◆ Your goal: Every entry must be echoed exactly.

──────── Data for the task

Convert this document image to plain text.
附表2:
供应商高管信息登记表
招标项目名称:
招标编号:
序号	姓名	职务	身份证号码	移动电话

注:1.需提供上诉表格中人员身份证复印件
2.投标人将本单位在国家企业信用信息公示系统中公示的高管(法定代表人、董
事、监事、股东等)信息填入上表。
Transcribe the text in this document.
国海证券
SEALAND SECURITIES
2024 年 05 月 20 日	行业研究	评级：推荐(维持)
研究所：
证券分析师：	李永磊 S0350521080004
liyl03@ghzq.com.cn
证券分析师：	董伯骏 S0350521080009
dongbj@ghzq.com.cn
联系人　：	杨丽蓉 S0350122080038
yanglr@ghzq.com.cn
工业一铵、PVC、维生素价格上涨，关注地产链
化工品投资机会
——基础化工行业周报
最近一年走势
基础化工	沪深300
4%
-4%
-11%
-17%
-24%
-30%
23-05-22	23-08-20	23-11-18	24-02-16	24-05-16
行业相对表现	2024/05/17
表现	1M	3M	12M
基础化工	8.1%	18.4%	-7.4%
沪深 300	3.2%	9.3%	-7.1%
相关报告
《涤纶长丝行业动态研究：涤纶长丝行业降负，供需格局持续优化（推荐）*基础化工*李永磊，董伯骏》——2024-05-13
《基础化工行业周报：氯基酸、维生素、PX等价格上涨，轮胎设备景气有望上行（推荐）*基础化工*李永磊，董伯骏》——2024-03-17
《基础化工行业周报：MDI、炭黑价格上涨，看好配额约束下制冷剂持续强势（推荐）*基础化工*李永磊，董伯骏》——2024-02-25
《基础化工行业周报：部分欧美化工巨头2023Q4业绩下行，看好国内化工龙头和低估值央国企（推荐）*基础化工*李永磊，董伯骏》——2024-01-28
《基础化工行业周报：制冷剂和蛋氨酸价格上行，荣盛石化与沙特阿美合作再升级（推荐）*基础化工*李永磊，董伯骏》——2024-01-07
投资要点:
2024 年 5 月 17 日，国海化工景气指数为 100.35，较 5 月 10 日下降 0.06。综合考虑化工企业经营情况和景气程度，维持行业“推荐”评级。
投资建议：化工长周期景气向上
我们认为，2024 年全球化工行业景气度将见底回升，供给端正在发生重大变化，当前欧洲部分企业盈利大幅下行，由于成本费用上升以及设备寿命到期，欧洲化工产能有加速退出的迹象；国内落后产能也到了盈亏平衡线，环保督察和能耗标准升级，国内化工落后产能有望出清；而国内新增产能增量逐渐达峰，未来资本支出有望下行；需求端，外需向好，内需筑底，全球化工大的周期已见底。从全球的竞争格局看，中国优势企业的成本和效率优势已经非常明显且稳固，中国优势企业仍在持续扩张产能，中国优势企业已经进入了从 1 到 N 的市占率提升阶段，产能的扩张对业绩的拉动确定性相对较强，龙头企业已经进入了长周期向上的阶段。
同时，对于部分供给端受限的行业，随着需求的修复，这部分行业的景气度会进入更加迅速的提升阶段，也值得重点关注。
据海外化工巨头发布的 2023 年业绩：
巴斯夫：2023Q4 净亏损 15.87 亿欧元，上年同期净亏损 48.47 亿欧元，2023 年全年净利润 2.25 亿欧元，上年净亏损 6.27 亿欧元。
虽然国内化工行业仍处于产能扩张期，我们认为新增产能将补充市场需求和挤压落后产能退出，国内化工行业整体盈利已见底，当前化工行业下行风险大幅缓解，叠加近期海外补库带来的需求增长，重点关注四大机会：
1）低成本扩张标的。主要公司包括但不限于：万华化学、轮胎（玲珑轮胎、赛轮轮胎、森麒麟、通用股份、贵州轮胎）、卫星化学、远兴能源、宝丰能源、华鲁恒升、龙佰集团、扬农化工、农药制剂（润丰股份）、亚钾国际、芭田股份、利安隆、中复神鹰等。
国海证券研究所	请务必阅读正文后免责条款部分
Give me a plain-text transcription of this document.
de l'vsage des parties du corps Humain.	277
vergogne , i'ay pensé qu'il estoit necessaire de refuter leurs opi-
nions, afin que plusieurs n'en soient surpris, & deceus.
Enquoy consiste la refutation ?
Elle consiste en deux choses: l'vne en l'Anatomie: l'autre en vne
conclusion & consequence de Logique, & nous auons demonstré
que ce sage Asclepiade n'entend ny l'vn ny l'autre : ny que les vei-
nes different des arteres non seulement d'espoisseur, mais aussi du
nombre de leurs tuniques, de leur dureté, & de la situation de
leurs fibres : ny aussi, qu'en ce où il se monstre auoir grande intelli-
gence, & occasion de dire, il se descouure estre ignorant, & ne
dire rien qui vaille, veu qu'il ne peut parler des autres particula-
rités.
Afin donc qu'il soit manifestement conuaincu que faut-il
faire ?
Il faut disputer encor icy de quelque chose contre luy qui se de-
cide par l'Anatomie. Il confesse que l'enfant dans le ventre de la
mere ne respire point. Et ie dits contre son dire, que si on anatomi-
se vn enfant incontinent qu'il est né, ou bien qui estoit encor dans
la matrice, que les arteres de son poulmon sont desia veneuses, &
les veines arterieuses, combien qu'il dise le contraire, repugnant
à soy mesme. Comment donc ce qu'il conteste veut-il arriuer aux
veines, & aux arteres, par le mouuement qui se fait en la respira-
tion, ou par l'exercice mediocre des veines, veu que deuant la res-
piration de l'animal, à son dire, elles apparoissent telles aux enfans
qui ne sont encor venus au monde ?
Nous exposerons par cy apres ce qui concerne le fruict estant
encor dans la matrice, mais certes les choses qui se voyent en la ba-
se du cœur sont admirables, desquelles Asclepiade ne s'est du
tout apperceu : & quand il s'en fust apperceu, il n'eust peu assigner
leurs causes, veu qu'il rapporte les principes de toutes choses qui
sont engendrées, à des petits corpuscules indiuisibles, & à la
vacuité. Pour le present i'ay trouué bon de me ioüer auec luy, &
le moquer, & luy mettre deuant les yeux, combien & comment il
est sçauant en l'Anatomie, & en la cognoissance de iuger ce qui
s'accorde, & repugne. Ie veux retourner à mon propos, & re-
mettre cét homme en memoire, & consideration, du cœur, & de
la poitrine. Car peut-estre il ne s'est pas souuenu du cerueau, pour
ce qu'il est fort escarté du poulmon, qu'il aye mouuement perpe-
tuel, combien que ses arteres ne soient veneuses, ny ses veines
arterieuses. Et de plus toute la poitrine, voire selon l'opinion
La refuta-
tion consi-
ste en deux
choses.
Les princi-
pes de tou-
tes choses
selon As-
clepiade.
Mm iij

────────────────

◆ Response:
Convert this document image to plain text.
附表2:
供应商高管信息登记表
招标项目名称:
招标编号:
序号	姓名	职务	身份证号码	移动电话

注:1.需提供上诉表格中人员身份证复印件
2.投标人将本单位在国家企业信用信息公示系统中公示的高管(法定代表人、董
事、监事、股东等)信息填入上表。
Transcribe the text in this document.
国海证券
SEALAND SECURITIES
2024 年 05 月 20 日	行业研究	评级：推荐(维持)
研究所：
证券分析师：	李永磊 S0350521080004
liyl03@ghzq.com.cn
证券分析师：	董伯骏 S0350521080009
dongbj@ghzq.com.cn
联系人　：	杨丽蓉 S0350122080038
yanglr@ghzq.com.cn
工业一铵、PVC、维生素价格上涨，关注地产链
化工品投资机会
——基础化工行业周报
最近一年走势
基础化工	沪深300
4%
-4%
-11%
-17%
-24%
-30%
23-05-22	23-08-20	23-11-18	24-02-16	24-05-16
行业相对表现	2024/05/17
表现	1M	3M	12M
基础化工	8.1%	18.4%	-7.4%
沪深 300	3.2%	9.3%	-7.1%
相关报告
《涤纶长丝行业动态研究：涤纶长丝行业降负，供需格局持续优化（推荐）*基础化工*李永磊，董伯骏》——2024-05-13
《基础化工行业周报：氯基酸、维生素、PX等价格上涨，轮胎设备景气有望上行（推荐）*基础化工*李永磊，董伯骏》——2024-03-17
《基础化工行业周报：MDI、炭黑价格上涨，看好配额约束下制冷剂持续强势（推荐）*基础化工*李永磊，董伯骏》——2024-02-25
《基础化工行业周报：部分欧美化工巨头2023Q4业绩下行，看好国内化工龙头和低估值央国企（推荐）*基础化工*李永磊，董伯骏》——2024-01-28
《基础化工行业周报：制冷剂和蛋氨酸价格上行，荣盛石化与沙特阿美合作再升级（推荐）*基础化工*李永磊，董伯骏》——2024-01-07
投资要点:
2024 年 5 月 17 日，国海化工景气指数为 100.35，较 5 月 10 日下降 0.06。综合考虑化工企业经营情况和景气程度，维持行业“推荐”评级。
投资建议：化工长周期景气向上
我们认为，2024 年全球化工行业景气度将见底回升，供给端正在发生重大变化，当前欧洲部分企业盈利大幅下行，由于成本费用上升以及设备寿命到期，欧洲化工产能有加速退出的迹象；国内落后产能也到了盈亏平衡线，环保督察和能耗标准升级，国内化工落后产能有望出清；而国内新增产能增量逐渐达峰，未来资本支出有望下行；需求端，外需向好，内需筑底，全球化工大的周期已见底。从全球的竞争格局看，中国优势企业的成本和效率优势已经非常明显且稳固，中国优势企业仍在持续扩张产能，中国优势企业已经进入了从 1 到 N 的市占率提升阶段，产能的扩张对业绩的拉动确定性相对较强，龙头企业已经进入了长周期向上的阶段。
同时，对于部分供给端受限的行业，随着需求的修复，这部分行业的景气度会进入更加迅速的提升阶段，也值得重点关注。
据海外化工巨头发布的 2023 年业绩：
巴斯夫：2023Q4 净亏损 15.87 亿欧元，上年同期净亏损 48.47 亿欧元，2023 年全年净利润 2.25 亿欧元，上年净亏损 6.27 亿欧元。
虽然国内化工行业仍处于产能扩张期，我们认为新增产能将补充市场需求和挤压落后产能退出，国内化工行业整体盈利已见底，当前化工行业下行风险大幅缓解，叠加近期海外补库带来的需求增长，重点关注四大机会：
1）低成本扩张标的。主要公司包括但不限于：万华化学、轮胎（玲珑轮胎、赛轮轮胎、森麒麟、通用股份、贵州轮胎）、卫星化学、远兴能源、宝丰能源、华鲁恒升、龙佰集团、扬农化工、农药制剂（润丰股份）、亚钾国际、芭田股份、利安隆、中复神鹰等。
国海证券研究所	请务必阅读正文后免责条款部分
Give me a plain-text transcription of this document.
de l'vsage des parties du corps Humain.	277
vergogne , i'ay pensé qu'il estoit necessaire de refuter leurs opi-
nions, afin que plusieurs n'en soient surpris, & deceus.
Enquoy consiste la refutation ?
Elle consiste en deux choses: l'vne en l'Anatomie: l'autre en vne
conclusion & consequence de Logique, & nous auons demonstré
que ce sage Asclepiade n'entend ny l'vn ny l'autre : ny que les vei-
nes different des arteres non seulement d'espoisseur, mais aussi du
nombre de leurs tuniques, de leur dureté, & de la situation de
leurs fibres : ny aussi, qu'en ce où il se monstre auoir grande intelli-
gence, & occasion de dire, il se descouure estre ignorant, & ne
dire rien qui vaille, veu qu'il ne peut parler des autres particula-
rités.
Afin donc qu'il soit manifestement conuaincu que faut-il
faire ?
Il faut disputer encor icy de quelque chose contre luy qui se de-
cide par l'Anatomie. Il confesse que l'enfant dans le ventre de la
mere ne respire point. Et ie dits contre son dire, que si on anatomi-
se vn enfant incontinent qu'il est né, ou bien qui estoit encor dans
la matrice, que les arteres de son poulmon sont desia veneuses, &
les veines arterieuses, combien qu'il dise le contraire, repugnant
à soy mesme. Comment donc ce qu'il conteste veut-il arriuer aux
veines, & aux arteres, par le mouuement qui se fait en la respira-
tion, ou par l'exercice mediocre des veines, veu que deuant la res-
piration de l'animal, à son dire, elles apparoissent telles aux enfans
qui ne sont encor venus au monde ?
Nous exposerons par cy apres ce qui concerne le fruict estant
encor dans la matrice, mais certes les choses qui se voyent en la ba-
se du cœur sont admirables, desquelles Asclepiade ne s'est du
tout apperceu : & quand il s'en fust apperceu, il n'eust peu assigner
leurs causes, veu qu'il rapporte les principes de toutes choses qui
sont engendrées, à des petits corpuscules indiuisibles, & à la
vacuité. Pour le present i'ay trouué bon de me ioüer auec luy, &
le moquer, & luy mettre deuant les yeux, combien & comment il
est sçauant en l'Anatomie, & en la cognoissance de iuger ce qui
s'accorde, & repugne. Ie veux retourner à mon propos, & re-
mettre cét homme en memoire, & consideration, du cœur, & de
la poitrine. Car peut-estre il ne s'est pas souuenu du cerueau, pour
ce qu'il est fort escarté du poulmon, qu'il aye mouuement perpe-
tuel, combien que ses arteres ne soient veneuses, ny ses veines
arterieuses. Et de plus toute la poitrine, voire selon l'opinion
La refuta-
tion consi-
ste en deux
choses.
Les princi-
pes de tou-
tes choses
selon As-
clepiade.
Mm iij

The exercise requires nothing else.